Exercise aim: Using the data below, repeat all of it precisely.

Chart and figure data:

===============

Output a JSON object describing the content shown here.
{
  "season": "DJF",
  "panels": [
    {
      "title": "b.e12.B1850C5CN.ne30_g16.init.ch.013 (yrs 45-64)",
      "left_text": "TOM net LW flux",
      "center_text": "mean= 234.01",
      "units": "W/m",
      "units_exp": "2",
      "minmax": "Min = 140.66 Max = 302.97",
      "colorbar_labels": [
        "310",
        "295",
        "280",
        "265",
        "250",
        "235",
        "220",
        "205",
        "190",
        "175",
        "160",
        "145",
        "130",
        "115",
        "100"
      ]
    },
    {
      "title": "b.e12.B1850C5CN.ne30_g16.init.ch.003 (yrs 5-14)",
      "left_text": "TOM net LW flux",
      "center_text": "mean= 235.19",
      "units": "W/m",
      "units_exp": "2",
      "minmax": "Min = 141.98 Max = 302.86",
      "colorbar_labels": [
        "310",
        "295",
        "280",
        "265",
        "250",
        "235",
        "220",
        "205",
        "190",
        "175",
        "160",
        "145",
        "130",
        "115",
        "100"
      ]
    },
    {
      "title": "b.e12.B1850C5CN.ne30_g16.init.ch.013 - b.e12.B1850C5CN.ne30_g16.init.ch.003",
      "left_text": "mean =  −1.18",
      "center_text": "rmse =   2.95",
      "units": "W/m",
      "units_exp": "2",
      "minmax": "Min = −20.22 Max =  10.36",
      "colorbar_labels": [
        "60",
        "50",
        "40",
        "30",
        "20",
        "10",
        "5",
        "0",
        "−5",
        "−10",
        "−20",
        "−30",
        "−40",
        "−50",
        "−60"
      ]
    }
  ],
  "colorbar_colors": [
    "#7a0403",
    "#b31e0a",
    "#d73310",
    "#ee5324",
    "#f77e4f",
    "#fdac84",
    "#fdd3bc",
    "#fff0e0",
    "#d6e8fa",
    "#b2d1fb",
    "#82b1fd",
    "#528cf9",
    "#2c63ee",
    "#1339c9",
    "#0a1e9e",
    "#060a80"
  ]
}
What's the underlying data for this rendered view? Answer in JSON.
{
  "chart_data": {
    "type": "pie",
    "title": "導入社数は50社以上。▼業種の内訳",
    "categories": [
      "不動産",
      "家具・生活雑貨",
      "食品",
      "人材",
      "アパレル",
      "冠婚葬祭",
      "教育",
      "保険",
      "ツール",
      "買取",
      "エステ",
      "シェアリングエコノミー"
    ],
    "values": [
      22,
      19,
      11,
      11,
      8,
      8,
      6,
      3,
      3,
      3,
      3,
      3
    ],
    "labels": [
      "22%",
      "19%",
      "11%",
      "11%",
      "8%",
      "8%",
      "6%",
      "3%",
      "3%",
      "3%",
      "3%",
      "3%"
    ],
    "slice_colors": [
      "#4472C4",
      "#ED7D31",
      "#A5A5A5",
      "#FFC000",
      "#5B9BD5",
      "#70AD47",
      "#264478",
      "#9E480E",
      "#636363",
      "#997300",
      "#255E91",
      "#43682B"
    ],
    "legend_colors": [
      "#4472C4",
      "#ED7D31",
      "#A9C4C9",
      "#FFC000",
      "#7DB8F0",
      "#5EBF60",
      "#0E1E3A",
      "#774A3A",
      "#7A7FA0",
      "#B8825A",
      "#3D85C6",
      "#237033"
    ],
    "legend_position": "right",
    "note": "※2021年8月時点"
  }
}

===============

Output of the task:
Output a JSON object describing the content shown here.
{
  "season": "DJF",
  "panels": [
    {
      "title": "b.e12.B1850C5CN.ne30_g16.init.ch.013 (yrs 45-64)",
      "left_text": "TOM net LW flux",
      "center_text": "mean= 234.01",
      "units": "W/m",
      "units_exp": "2",
      "minmax": "Min = 140.66 Max = 302.97",
      "colorbar_labels": [
        "310",
        "295",
        "280",
        "265",
        "250",
        "235",
        "220",
        "205",
        "190",
        "175",
        "160",
        "145",
        "130",
        "115",
        "100"
      ]
    },
    {
      "title": "b.e12.B1850C5CN.ne30_g16.init.ch.003 (yrs 5-14)",
      "left_text": "TOM net LW flux",
      "center_text": "mean= 235.19",
      "units": "W/m",
      "units_exp": "2",
      "minmax": "Min = 141.98 Max = 302.86",
      "colorbar_labels": [
        "310",
        "295",
        "280",
        "265",
        "250",
        "235",
        "220",
        "205",
        "190",
        "175",
        "160",
        "145",
        "130",
        "115",
        "100"
      ]
    },
    {
      "title": "b.e12.B1850C5CN.ne30_g16.init.ch.013 - b.e12.B1850C5CN.ne30_g16.init.ch.003",
      "left_text": "mean =  −1.18",
      "center_text": "rmse =   2.95",
      "units": "W/m",
      "units_exp": "2",
      "minmax": "Min = −20.22 Max =  10.36",
      "colorbar_labels": [
        "60",
        "50",
        "40",
        "30",
        "20",
        "10",
        "5",
        "0",
        "−5",
        "−10",
        "−20",
        "−30",
        "−40",
        "−50",
        "−60"
      ]
    }
  ],
  "colorbar_colors": [
    "#7a0403",
    "#b31e0a",
    "#d73310",
    "#ee5324",
    "#f77e4f",
    "#fdac84",
    "#fdd3bc",
    "#fff0e0",
    "#d6e8fa",
    "#b2d1fb",
    "#82b1fd",
    "#528cf9",
    "#2c63ee",
    "#1339c9",
    "#0a1e9e",
    "#060a80"
  ]
}
What's the underlying data for this rendered view? Answer in JSON.
{
  "chart_data": {
    "type": "pie",
    "title": "導入社数は50社以上。▼業種の内訳",
    "categories": [
      "不動産",
      "家具・生活雑貨",
      "食品",
      "人材",
      "アパレル",
      "冠婚葬祭",
      "教育",
      "保険",
      "ツール",
      "買取",
      "エステ",
      "シェアリングエコノミー"
    ],
    "values": [
      22,
      19,
      11,
      11,
      8,
      8,
      6,
      3,
      3,
      3,
      3,
      3
    ],
    "labels": [
      "22%",
      "19%",
      "11%",
      "11%",
      "8%",
      "8%",
      "6%",
      "3%",
      "3%",
      "3%",
      "3%",
      "3%"
    ],
    "slice_colors": [
      "#4472C4",
      "#ED7D31",
      "#A5A5A5",
      "#FFC000",
      "#5B9BD5",
      "#70AD47",
      "#264478",
      "#9E480E",
      "#636363",
      "#997300",
      "#255E91",
      "#43682B"
    ],
    "legend_colors": [
      "#4472C4",
      "#ED7D31",
      "#A9C4C9",
      "#FFC000",
      "#7DB8F0",
      "#5EBF60",
      "#0E1E3A",
      "#774A3A",
      "#7A7FA0",
      "#B8825A",
      "#3D85C6",
      "#237033"
    ],
    "legend_position": "right",
    "note": "※2021年8月時点"
  }
}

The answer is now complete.